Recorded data
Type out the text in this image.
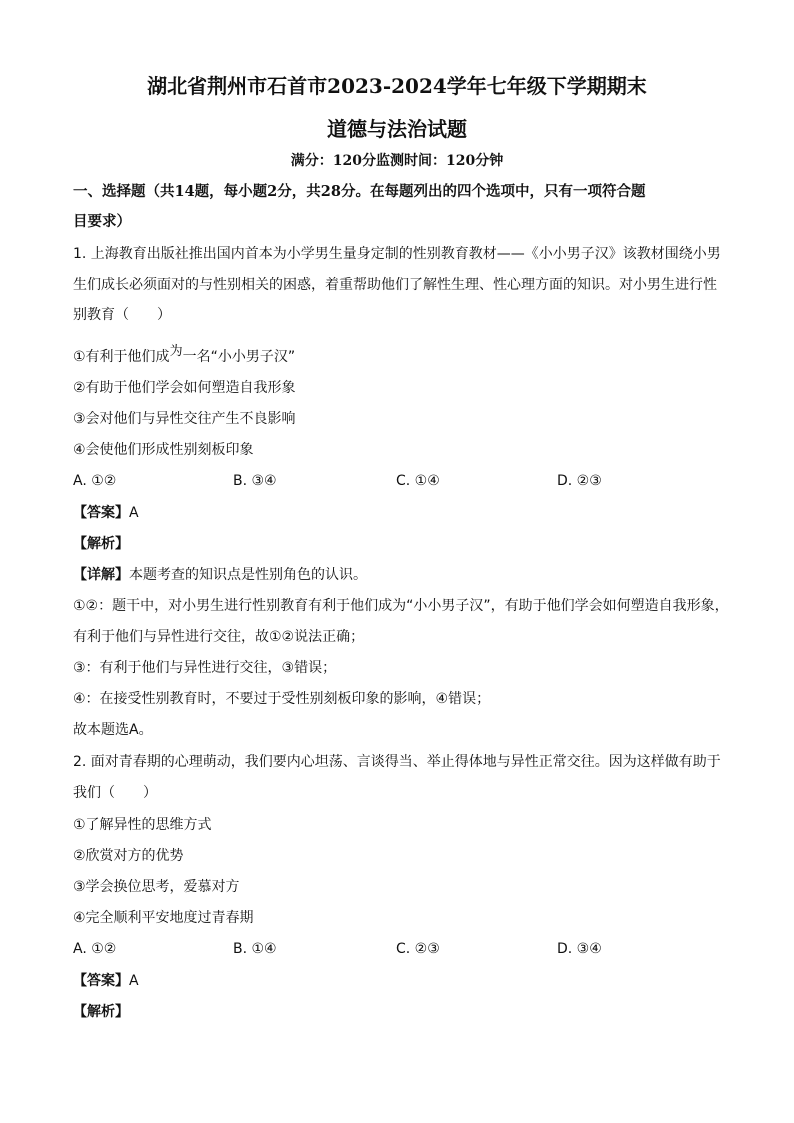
湖北省荆州市石首市2023-2024学年七年级下学期期末
道德与法治试题
满分：120分监测时间：120分钟
一、选择题（共14题，每小题2分，共28分。在每题列出的四个选项中，只有一项符合题
目要求）
1. 上海教育出版社推出国内首本为小学男生量身定制的性别教育教材——《小小男子汉》该教材围绕小男
生们成长必须面对的与性别相关的困惑，着重帮助他们了解性生理、性心理方面的知识。对小男生进行性
别教育（　　）
①有利于他们成为一名“小小男子汉”
②有助于他们学会如何塑造自我形象
③会对他们与异性交往产生不良影响
④会使他们形成性别刻板印象
A. ①②	B. ③④	C. ①④	D. ②③
【答案】A
【解析】
【详解】本题考查的知识点是性别角色的认识。
①②：题干中，对小男生进行性别教育有利于他们成为“小小男子汉”，有助于他们学会如何塑造自我形象，
有利于他们与异性进行交往，故①②说法正确；
③：有利于他们与异性进行交往，③错误；
④：在接受性别教育时，不要过于受性别刻板印象的影响，④错误；
故本题选A。
2. 面对青春期的心理萌动，我们要内心坦荡、言谈得当、举止得体地与异性正常交往。因为这样做有助于
我们（　　）
①了解异性的思维方式
②欣赏对方的优势
③学会换位思考，爱慕对方
④完全顺利平安地度过青春期
A. ①②	B. ①④	C. ②③	D. ③④
【答案】A
【解析】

-- WORK REQUIRED --
Omit every picture, then reproduce the rest of the listing exactly.

-- ANSWER IN FULL --
Type out the text in this image.
湖北省荆州市石首市2023-2024学年七年级下学期期末
道德与法治试题
满分：120分监测时间：120分钟
一、选择题（共14题，每小题2分，共28分。在每题列出的四个选项中，只有一项符合题
目要求）
1. 上海教育出版社推出国内首本为小学男生量身定制的性别教育教材——《小小男子汉》该教材围绕小男
生们成长必须面对的与性别相关的困惑，着重帮助他们了解性生理、性心理方面的知识。对小男生进行性
别教育（　　）
①有利于他们成为一名“小小男子汉”
②有助于他们学会如何塑造自我形象
③会对他们与异性交往产生不良影响
④会使他们形成性别刻板印象
A. ①②	B. ③④	C. ①④	D. ②③
【答案】A
【解析】
【详解】本题考查的知识点是性别角色的认识。
①②：题干中，对小男生进行性别教育有利于他们成为“小小男子汉”，有助于他们学会如何塑造自我形象，
有利于他们与异性进行交往，故①②说法正确；
③：有利于他们与异性进行交往，③错误；
④：在接受性别教育时，不要过于受性别刻板印象的影响，④错误；
故本题选A。
2. 面对青春期的心理萌动，我们要内心坦荡、言谈得当、举止得体地与异性正常交往。因为这样做有助于
我们（　　）
①了解异性的思维方式
②欣赏对方的优势
③学会换位思考，爱慕对方
④完全顺利平安地度过青春期
A. ①②	B. ①④	C. ②③	D. ③④
【答案】A
【解析】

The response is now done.